What you need to do: Copy the rows below word for word, beginning with the line that contains "Enumerate the UI" and ending after the line that contains "story-progress-bar — [8, 56, 392, 61]".

Data entries:

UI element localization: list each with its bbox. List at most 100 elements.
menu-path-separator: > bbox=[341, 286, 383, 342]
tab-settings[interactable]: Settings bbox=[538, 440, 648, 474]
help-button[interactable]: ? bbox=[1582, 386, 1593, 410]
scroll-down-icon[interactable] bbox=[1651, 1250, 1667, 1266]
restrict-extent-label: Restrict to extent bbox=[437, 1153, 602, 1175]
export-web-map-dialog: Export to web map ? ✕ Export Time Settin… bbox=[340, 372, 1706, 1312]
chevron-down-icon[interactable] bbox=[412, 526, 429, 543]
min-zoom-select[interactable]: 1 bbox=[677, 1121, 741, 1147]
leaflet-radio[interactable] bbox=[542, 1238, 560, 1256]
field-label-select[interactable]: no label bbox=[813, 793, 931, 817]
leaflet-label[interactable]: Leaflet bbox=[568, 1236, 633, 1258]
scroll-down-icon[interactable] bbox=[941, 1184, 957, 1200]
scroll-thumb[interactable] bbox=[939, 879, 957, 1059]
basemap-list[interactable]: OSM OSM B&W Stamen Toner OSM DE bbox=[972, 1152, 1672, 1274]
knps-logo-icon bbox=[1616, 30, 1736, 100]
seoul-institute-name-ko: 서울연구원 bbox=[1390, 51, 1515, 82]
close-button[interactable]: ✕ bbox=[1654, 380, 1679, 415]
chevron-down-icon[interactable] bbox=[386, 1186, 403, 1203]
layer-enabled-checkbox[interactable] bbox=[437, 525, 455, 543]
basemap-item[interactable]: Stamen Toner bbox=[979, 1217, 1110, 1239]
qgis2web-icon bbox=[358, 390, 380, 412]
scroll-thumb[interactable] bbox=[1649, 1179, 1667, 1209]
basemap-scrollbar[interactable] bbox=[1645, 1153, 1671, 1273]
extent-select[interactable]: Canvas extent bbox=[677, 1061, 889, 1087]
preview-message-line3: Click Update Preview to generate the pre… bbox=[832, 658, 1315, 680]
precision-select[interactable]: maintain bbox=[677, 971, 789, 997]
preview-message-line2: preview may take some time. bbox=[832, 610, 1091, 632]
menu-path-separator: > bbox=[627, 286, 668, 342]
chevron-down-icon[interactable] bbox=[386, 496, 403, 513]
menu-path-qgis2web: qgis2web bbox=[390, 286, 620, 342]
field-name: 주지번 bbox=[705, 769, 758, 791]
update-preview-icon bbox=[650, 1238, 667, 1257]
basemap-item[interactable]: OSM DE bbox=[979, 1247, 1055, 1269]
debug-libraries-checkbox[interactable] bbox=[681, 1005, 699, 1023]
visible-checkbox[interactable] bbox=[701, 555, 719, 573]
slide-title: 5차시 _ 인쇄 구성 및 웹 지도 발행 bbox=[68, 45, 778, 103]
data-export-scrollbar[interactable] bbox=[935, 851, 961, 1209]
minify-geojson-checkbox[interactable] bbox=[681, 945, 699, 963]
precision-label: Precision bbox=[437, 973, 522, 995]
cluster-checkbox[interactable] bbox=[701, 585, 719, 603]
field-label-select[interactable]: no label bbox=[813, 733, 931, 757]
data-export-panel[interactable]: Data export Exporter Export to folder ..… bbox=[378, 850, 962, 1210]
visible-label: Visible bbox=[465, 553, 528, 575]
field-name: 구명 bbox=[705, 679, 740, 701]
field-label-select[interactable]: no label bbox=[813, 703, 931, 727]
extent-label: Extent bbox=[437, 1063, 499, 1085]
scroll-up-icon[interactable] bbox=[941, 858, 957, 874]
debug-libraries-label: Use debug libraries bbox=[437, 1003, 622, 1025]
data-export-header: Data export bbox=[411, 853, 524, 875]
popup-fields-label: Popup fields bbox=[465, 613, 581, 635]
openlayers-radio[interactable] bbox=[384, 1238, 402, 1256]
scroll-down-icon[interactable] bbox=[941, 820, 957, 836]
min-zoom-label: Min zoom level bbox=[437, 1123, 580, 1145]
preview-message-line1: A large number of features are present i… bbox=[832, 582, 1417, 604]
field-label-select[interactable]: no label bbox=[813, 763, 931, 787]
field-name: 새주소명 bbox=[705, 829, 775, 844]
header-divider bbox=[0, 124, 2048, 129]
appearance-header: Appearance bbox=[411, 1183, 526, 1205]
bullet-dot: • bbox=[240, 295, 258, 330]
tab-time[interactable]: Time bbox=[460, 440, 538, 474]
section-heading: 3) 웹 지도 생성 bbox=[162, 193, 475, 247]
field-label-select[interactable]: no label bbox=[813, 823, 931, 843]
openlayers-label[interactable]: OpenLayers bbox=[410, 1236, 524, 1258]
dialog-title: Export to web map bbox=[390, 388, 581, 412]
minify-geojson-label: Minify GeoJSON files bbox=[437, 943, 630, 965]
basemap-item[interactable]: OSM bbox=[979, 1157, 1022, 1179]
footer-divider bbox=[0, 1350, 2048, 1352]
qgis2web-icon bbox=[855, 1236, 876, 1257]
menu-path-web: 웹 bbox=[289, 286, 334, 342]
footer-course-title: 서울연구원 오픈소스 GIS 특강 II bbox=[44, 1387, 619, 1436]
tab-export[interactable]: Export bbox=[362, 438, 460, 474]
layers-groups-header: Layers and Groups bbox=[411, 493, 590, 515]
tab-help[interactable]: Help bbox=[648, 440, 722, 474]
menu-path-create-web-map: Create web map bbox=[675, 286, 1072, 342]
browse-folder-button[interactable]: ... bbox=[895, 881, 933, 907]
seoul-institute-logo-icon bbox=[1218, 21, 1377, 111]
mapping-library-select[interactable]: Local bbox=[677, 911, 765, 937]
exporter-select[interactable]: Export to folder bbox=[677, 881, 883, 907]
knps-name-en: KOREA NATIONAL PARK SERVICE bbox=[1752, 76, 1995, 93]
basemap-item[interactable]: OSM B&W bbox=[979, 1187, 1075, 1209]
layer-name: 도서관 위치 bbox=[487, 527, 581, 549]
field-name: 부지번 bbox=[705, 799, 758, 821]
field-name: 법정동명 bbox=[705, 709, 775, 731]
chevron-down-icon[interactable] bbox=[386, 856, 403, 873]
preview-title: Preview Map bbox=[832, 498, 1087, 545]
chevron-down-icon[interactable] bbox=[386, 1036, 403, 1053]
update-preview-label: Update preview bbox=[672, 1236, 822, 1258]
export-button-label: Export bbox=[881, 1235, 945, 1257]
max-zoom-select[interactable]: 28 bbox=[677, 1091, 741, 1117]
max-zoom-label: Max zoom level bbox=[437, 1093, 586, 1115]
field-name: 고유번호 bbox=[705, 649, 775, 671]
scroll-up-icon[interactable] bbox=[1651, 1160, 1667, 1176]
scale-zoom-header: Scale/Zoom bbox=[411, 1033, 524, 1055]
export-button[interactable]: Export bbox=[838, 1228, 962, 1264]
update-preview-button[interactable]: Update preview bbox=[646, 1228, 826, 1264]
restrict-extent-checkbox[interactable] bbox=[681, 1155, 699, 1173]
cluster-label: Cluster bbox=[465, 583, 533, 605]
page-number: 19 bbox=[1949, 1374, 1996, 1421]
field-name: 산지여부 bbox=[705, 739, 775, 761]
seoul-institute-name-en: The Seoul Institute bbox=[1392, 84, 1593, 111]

---

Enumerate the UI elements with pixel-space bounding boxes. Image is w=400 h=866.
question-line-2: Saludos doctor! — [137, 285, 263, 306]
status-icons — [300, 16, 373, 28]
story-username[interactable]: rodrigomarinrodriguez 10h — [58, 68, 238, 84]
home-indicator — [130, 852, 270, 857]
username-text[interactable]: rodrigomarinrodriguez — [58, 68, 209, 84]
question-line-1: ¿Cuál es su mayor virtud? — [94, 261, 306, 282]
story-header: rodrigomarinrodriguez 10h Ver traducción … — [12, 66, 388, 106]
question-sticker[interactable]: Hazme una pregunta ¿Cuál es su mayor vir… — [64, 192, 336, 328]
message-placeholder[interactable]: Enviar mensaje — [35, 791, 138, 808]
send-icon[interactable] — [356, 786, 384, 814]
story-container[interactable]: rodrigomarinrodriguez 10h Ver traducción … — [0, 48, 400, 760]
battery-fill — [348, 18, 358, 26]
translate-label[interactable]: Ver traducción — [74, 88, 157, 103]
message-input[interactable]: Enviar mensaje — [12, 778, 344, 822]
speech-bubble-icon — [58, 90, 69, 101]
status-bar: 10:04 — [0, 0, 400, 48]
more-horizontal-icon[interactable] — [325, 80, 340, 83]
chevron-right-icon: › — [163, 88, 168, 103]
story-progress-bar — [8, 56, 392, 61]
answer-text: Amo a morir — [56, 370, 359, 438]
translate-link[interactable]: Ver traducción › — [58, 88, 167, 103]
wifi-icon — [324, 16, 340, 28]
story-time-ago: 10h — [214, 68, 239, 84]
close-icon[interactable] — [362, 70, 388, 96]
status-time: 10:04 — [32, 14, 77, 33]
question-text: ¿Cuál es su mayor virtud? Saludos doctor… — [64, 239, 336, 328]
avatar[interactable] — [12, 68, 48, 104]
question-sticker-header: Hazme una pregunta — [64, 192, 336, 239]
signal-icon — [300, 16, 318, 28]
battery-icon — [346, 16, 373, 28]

Reply to the exercise:
Enumerate the UI elements with pixel-space bounding boxes. Image is w=400 h=866.
question-line-2: Saludos doctor! — [137, 285, 263, 306]
status-icons — [300, 16, 373, 28]
story-username[interactable]: rodrigomarinrodriguez 10h — [58, 68, 238, 84]
home-indicator — [130, 852, 270, 857]
username-text[interactable]: rodrigomarinrodriguez — [58, 68, 209, 84]
question-line-1: ¿Cuál es su mayor virtud? — [94, 261, 306, 282]
story-header: rodrigomarinrodriguez 10h Ver traducción … — [12, 66, 388, 106]
question-sticker[interactable]: Hazme una pregunta ¿Cuál es su mayor vir… — [64, 192, 336, 328]
message-placeholder[interactable]: Enviar mensaje — [35, 791, 138, 808]
send-icon[interactable] — [356, 786, 384, 814]
story-container[interactable]: rodrigomarinrodriguez 10h Ver traducción … — [0, 48, 400, 760]
battery-fill — [348, 18, 358, 26]
translate-label[interactable]: Ver traducción — [74, 88, 157, 103]
message-input[interactable]: Enviar mensaje — [12, 778, 344, 822]
speech-bubble-icon — [58, 90, 69, 101]
status-bar: 10:04 — [0, 0, 400, 48]
more-horizontal-icon[interactable] — [325, 80, 340, 83]
chevron-right-icon: › — [163, 88, 168, 103]
story-progress-bar — [8, 56, 392, 61]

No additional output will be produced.